- **Work instructions**: Return the whole listing, keeping every character the same.

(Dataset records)
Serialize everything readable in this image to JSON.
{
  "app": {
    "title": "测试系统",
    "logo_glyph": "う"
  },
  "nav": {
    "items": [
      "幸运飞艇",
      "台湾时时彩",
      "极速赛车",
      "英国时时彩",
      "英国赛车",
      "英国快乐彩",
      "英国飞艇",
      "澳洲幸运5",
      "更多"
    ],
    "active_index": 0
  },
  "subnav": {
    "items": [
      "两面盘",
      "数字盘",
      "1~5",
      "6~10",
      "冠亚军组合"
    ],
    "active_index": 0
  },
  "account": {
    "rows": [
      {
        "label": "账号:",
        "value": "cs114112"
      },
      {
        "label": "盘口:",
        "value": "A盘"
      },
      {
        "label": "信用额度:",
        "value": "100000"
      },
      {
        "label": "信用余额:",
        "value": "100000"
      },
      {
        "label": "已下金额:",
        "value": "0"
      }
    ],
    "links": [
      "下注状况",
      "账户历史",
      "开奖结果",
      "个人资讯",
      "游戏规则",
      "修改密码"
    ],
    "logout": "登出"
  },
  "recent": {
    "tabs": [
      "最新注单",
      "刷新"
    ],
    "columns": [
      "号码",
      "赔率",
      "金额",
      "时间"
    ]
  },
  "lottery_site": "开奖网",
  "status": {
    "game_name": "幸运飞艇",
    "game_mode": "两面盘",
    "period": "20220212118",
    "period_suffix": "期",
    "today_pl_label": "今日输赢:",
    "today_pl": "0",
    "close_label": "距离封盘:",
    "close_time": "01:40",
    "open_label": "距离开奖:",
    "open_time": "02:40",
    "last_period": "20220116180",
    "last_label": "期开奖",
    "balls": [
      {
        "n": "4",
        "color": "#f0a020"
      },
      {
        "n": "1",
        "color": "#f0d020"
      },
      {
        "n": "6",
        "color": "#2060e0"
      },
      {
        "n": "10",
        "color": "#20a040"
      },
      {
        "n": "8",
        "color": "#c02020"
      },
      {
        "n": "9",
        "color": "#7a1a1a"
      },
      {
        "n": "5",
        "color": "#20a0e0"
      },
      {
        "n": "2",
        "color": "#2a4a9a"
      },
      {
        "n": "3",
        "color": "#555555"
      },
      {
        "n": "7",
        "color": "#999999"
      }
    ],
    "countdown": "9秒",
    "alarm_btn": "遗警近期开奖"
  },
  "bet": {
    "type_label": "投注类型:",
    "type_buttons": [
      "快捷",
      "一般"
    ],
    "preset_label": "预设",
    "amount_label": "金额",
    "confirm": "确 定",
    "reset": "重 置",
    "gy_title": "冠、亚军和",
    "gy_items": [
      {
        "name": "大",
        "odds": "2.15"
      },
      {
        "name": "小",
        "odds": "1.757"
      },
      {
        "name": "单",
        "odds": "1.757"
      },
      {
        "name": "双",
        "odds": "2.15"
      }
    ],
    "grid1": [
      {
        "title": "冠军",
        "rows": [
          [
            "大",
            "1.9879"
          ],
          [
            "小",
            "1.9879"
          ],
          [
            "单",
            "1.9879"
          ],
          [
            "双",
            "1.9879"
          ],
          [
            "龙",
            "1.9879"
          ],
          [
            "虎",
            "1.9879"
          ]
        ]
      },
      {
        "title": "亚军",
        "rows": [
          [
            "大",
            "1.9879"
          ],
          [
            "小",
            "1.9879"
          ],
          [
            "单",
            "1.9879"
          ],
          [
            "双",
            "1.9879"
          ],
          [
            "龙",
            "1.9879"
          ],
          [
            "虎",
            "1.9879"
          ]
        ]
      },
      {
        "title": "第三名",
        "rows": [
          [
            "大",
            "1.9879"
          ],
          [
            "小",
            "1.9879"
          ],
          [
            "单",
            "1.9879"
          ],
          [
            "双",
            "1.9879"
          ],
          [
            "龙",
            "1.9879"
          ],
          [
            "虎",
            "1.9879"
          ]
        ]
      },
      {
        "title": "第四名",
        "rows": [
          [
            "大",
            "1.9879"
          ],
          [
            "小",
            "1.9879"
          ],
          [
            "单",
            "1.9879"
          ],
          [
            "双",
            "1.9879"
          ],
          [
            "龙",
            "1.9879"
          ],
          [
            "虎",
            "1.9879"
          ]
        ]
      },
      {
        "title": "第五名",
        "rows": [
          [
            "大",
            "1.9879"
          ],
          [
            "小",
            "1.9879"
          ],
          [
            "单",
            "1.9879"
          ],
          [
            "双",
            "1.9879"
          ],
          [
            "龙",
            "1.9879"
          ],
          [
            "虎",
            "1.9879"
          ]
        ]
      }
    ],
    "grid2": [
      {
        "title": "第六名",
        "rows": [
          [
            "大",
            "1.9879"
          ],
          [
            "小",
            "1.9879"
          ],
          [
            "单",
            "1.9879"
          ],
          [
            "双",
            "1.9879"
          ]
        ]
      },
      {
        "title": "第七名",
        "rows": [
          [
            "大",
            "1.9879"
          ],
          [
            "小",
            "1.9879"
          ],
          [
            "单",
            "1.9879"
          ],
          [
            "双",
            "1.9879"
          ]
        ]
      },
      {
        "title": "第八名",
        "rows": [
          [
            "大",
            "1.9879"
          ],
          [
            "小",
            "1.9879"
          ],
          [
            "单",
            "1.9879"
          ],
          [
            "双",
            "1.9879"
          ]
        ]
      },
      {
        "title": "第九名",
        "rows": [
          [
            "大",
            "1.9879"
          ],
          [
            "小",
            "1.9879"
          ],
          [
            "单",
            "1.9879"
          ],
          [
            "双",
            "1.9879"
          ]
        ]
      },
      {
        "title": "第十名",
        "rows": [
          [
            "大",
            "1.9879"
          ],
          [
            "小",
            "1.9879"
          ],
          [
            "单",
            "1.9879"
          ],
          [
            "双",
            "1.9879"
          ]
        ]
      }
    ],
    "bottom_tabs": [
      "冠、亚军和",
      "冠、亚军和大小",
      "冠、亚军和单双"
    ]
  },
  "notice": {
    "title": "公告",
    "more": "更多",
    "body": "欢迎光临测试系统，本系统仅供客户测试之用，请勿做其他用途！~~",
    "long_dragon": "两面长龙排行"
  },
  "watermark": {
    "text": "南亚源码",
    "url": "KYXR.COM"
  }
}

- **Response to the task**:
Serialize everything readable in this image to JSON.
{
  "app": {
    "title": "测试系统",
    "logo_glyph": "う"
  },
  "nav": {
    "items": [
      "幸运飞艇",
      "台湾时时彩",
      "极速赛车",
      "英国时时彩",
      "英国赛车",
      "英国快乐彩",
      "英国飞艇",
      "澳洲幸运5",
      "更多"
    ],
    "active_index": 0
  },
  "subnav": {
    "items": [
      "两面盘",
      "数字盘",
      "1~5",
      "6~10",
      "冠亚军组合"
    ],
    "active_index": 0
  },
  "account": {
    "rows": [
      {
        "label": "账号:",
        "value": "cs114112"
      },
      {
        "label": "盘口:",
        "value": "A盘"
      },
      {
        "label": "信用额度:",
        "value": "100000"
      },
      {
        "label": "信用余额:",
        "value": "100000"
      },
      {
        "label": "已下金额:",
        "value": "0"
      }
    ],
    "links": [
      "下注状况",
      "账户历史",
      "开奖结果",
      "个人资讯",
      "游戏规则",
      "修改密码"
    ],
    "logout": "登出"
  },
  "recent": {
    "tabs": [
      "最新注单",
      "刷新"
    ],
    "columns": [
      "号码",
      "赔率",
      "金额",
      "时间"
    ]
  },
  "lottery_site": "开奖网",
  "status": {
    "game_name": "幸运飞艇",
    "game_mode": "两面盘",
    "period": "20220212118",
    "period_suffix": "期",
    "today_pl_label": "今日输赢:",
    "today_pl": "0",
    "close_label": "距离封盘:",
    "close_time": "01:40",
    "open_label": "距离开奖:",
    "open_time": "02:40",
    "last_period": "20220116180",
    "last_label": "期开奖",
    "balls": [
      {
        "n": "4",
        "color": "#f0a020"
      },
      {
        "n": "1",
        "color": "#f0d020"
      },
      {
        "n": "6",
        "color": "#2060e0"
      },
      {
        "n": "10",
        "color": "#20a040"
      },
      {
        "n": "8",
        "color": "#c02020"
      },
      {
        "n": "9",
        "color": "#7a1a1a"
      },
      {
        "n": "5",
        "color": "#20a0e0"
      },
      {
        "n": "2",
        "color": "#2a4a9a"
      },
      {
        "n": "3",
        "color": "#555555"
      },
      {
        "n": "7",
        "color": "#999999"
      }
    ],
    "countdown": "9秒",
    "alarm_btn": "遗警近期开奖"
  },
  "bet": {
    "type_label": "投注类型:",
    "type_buttons": [
      "快捷",
      "一般"
    ],
    "preset_label": "预设",
    "amount_label": "金额",
    "confirm": "确 定",
    "reset": "重 置",
    "gy_title": "冠、亚军和",
    "gy_items": [
      {
        "name": "大",
        "odds": "2.15"
      },
      {
        "name": "小",
        "odds": "1.757"
      },
      {
        "name": "单",
        "odds": "1.757"
      },
      {
        "name": "双",
        "odds": "2.15"
      }
    ],
    "grid1": [
      {
        "title": "冠军",
        "rows": [
          [
            "大",
            "1.9879"
          ],
          [
            "小",
            "1.9879"
          ],
          [
            "单",
            "1.9879"
          ],
          [
            "双",
            "1.9879"
          ],
          [
            "龙",
            "1.9879"
          ],
          [
            "虎",
            "1.9879"
          ]
        ]
      },
      {
        "title": "亚军",
        "rows": [
          [
            "大",
            "1.9879"
          ],
          [
            "小",
            "1.9879"
          ],
          [
            "单",
            "1.9879"
          ],
          [
            "双",
            "1.9879"
          ],
          [
            "龙",
            "1.9879"
          ],
          [
            "虎",
            "1.9879"
          ]
        ]
      },
      {
        "title": "第三名",
        "rows": [
          [
            "大",
            "1.9879"
          ],
          [
            "小",
            "1.9879"
          ],
          [
            "单",
            "1.9879"
          ],
          [
            "双",
            "1.9879"
          ],
          [
            "龙",
            "1.9879"
          ],
          [
            "虎",
            "1.9879"
          ]
        ]
      },
      {
        "title": "第四名",
        "rows": [
          [
            "大",
            "1.9879"
          ],
          [
            "小",
            "1.9879"
          ],
          [
            "单",
            "1.9879"
          ],
          [
            "双",
            "1.9879"
          ],
          [
            "龙",
            "1.9879"
          ],
          [
            "虎",
            "1.9879"
          ]
        ]
      },
      {
        "title": "第五名",
        "rows": [
          [
            "大",
            "1.9879"
          ],
          [
            "小",
            "1.9879"
          ],
          [
            "单",
            "1.9879"
          ],
          [
            "双",
            "1.9879"
          ],
          [
            "龙",
            "1.9879"
          ],
          [
            "虎",
            "1.9879"
          ]
        ]
      }
    ],
    "grid2": [
      {
        "title": "第六名",
        "rows": [
          [
            "大",
            "1.9879"
          ],
          [
            "小",
            "1.9879"
          ],
          [
            "单",
            "1.9879"
          ],
          [
            "双",
            "1.9879"
          ]
        ]
      },
      {
        "title": "第七名",
        "rows": [
          [
            "大",
            "1.9879"
          ],
          [
            "小",
            "1.9879"
          ],
          [
            "单",
            "1.9879"
          ],
          [
            "双",
            "1.9879"
          ]
        ]
      },
      {
        "title": "第八名",
        "rows": [
          [
            "大",
            "1.9879"
          ],
          [
            "小",
            "1.9879"
          ],
          [
            "单",
            "1.9879"
          ],
          [
            "双",
            "1.9879"
          ]
        ]
      },
      {
        "title": "第九名",
        "rows": [
          [
            "大",
            "1.9879"
          ],
          [
            "小",
            "1.9879"
          ],
          [
            "单",
            "1.9879"
          ],
          [
            "双",
            "1.9879"
          ]
        ]
      },
      {
        "title": "第十名",
        "rows": [
          [
            "大",
            "1.9879"
          ],
          [
            "小",
            "1.9879"
          ],
          [
            "单",
            "1.9879"
          ],
          [
            "双",
            "1.9879"
          ]
        ]
      }
    ],
    "bottom_tabs": [
      "冠、亚军和",
      "冠、亚军和大小",
      "冠、亚军和单双"
    ]
  },
  "notice": {
    "title": "公告",
    "more": "更多",
    "body": "欢迎光临测试系统，本系统仅供客户测试之用，请勿做其他用途！~~",
    "long_dragon": "两面长龙排行"
  },
  "watermark": {
    "text": "南亚源码",
    "url": "KYXR.COM"
  }
}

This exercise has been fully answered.